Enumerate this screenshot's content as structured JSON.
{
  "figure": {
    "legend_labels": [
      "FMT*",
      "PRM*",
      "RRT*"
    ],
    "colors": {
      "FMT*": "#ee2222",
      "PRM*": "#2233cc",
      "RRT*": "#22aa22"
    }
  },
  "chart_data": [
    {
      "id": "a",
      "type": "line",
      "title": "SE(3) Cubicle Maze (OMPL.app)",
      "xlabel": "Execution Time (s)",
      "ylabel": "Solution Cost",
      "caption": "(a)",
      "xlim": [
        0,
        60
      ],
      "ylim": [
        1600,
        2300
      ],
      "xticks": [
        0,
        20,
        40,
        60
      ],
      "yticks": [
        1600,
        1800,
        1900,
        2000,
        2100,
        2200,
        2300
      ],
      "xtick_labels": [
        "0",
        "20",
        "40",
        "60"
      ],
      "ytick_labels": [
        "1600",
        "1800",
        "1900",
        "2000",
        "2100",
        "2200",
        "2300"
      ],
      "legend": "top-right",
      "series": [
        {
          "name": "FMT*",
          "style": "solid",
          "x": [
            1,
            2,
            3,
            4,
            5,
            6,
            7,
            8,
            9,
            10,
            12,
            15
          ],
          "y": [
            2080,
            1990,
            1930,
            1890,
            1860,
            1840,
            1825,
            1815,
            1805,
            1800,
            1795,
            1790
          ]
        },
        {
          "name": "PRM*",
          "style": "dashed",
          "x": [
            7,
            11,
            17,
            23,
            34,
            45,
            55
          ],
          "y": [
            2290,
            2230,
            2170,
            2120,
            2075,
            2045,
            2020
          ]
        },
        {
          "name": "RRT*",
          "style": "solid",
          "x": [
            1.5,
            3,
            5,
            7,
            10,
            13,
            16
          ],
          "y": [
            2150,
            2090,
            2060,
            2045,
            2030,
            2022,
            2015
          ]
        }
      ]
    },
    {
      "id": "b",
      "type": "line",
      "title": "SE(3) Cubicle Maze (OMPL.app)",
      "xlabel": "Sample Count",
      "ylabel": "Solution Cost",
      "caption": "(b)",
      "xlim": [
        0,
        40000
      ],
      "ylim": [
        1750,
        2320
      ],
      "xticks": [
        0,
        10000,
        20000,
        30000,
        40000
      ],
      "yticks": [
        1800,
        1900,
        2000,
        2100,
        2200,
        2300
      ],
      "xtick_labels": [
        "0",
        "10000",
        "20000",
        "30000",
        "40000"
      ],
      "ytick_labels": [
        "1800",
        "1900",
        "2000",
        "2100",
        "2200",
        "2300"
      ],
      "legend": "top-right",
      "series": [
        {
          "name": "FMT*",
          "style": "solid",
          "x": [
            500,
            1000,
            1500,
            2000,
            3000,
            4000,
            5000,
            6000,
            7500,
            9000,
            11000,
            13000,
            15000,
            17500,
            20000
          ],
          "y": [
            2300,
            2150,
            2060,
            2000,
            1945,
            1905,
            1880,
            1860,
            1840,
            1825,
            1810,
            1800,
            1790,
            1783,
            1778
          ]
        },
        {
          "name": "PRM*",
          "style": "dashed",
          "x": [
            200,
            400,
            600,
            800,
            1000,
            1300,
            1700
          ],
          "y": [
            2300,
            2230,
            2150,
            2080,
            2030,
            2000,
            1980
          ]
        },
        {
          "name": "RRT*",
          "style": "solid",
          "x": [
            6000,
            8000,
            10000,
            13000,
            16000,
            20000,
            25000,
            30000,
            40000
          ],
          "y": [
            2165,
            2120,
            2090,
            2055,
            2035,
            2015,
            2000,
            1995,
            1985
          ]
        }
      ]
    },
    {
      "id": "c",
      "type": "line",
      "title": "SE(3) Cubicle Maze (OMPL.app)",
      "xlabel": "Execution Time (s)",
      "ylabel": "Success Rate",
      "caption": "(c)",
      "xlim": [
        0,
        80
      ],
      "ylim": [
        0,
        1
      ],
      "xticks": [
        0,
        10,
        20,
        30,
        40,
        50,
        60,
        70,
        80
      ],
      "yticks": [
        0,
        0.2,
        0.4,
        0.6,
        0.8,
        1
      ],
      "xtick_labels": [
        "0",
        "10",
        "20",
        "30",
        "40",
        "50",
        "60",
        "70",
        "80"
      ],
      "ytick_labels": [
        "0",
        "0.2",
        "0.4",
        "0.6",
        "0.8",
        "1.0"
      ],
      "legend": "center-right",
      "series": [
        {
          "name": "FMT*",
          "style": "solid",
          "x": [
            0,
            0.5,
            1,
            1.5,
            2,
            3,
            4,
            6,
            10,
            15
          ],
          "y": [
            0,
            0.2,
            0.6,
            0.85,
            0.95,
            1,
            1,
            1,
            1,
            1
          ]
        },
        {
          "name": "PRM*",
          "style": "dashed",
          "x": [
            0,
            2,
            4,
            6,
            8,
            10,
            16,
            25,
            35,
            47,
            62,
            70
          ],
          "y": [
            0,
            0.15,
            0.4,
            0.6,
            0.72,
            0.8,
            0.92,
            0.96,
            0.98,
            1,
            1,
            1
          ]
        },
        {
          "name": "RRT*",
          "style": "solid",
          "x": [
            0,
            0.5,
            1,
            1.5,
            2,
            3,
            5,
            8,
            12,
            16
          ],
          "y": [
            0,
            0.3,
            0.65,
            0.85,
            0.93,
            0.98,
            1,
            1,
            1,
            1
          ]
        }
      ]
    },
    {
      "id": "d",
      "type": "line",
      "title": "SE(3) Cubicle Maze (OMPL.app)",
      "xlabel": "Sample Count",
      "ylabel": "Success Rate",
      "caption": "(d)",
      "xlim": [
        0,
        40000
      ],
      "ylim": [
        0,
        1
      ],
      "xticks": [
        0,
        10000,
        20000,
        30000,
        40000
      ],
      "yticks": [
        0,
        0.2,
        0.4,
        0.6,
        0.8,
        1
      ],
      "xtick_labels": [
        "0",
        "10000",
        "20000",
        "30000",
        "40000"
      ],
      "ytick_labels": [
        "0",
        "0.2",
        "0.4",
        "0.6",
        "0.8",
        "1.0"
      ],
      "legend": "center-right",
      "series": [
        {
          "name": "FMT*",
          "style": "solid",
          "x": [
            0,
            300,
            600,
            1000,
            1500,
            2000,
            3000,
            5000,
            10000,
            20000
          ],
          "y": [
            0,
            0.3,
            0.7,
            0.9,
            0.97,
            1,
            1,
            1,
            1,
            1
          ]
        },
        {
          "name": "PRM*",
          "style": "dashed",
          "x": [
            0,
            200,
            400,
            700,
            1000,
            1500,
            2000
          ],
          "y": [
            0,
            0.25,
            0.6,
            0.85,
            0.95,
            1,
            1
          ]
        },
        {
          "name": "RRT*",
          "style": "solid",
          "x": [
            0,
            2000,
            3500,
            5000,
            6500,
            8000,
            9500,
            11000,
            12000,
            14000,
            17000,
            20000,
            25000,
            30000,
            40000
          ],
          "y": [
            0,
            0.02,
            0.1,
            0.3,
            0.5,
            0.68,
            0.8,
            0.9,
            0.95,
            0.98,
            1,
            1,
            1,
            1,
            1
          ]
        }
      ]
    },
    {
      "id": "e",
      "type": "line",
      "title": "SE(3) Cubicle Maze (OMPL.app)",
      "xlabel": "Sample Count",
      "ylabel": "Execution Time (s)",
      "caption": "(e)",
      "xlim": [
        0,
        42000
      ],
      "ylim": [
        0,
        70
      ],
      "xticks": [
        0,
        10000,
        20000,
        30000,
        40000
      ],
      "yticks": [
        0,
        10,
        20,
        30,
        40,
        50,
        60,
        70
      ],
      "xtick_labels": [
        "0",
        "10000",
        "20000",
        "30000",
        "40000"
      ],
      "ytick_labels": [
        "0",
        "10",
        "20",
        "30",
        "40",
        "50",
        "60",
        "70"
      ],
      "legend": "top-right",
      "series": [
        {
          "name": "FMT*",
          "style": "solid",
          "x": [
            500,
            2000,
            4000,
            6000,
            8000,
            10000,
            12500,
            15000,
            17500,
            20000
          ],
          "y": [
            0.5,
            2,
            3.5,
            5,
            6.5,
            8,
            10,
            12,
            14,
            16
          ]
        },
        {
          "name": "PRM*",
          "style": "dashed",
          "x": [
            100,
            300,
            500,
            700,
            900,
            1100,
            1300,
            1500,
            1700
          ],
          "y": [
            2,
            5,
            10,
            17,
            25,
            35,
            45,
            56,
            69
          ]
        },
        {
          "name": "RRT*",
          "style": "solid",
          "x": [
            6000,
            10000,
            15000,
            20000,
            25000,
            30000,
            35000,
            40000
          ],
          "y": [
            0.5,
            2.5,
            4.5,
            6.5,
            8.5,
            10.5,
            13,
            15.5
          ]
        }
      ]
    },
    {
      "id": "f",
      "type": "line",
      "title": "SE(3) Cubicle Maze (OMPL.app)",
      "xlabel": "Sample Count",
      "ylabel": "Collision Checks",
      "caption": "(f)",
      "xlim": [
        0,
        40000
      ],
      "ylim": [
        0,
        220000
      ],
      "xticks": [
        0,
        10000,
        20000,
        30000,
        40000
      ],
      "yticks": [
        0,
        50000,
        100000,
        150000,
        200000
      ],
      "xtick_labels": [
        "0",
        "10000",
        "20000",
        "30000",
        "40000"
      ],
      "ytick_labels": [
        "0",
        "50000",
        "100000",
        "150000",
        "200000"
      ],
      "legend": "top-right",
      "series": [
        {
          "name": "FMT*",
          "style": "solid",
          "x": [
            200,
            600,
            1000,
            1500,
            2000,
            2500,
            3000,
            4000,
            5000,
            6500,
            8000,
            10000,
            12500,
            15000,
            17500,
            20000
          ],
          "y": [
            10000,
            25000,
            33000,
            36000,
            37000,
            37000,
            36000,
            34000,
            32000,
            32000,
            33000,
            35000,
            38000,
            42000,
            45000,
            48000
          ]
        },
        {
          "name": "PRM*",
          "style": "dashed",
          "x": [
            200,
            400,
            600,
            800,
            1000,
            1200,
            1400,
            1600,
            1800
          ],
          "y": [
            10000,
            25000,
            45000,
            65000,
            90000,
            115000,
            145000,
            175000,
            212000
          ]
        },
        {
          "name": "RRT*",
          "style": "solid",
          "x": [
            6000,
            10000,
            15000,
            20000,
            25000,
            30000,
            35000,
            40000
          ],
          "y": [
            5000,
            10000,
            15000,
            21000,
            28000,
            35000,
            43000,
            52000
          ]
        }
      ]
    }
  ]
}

Set problem:
Using the listing above, return all lines where the word "caption" occurs.

Exercise response:
      "caption": "(a)",
      "caption": "(b)",
      "caption": "(c)",
      "caption": "(d)",
      "caption": "(e)",
      "caption": "(f)",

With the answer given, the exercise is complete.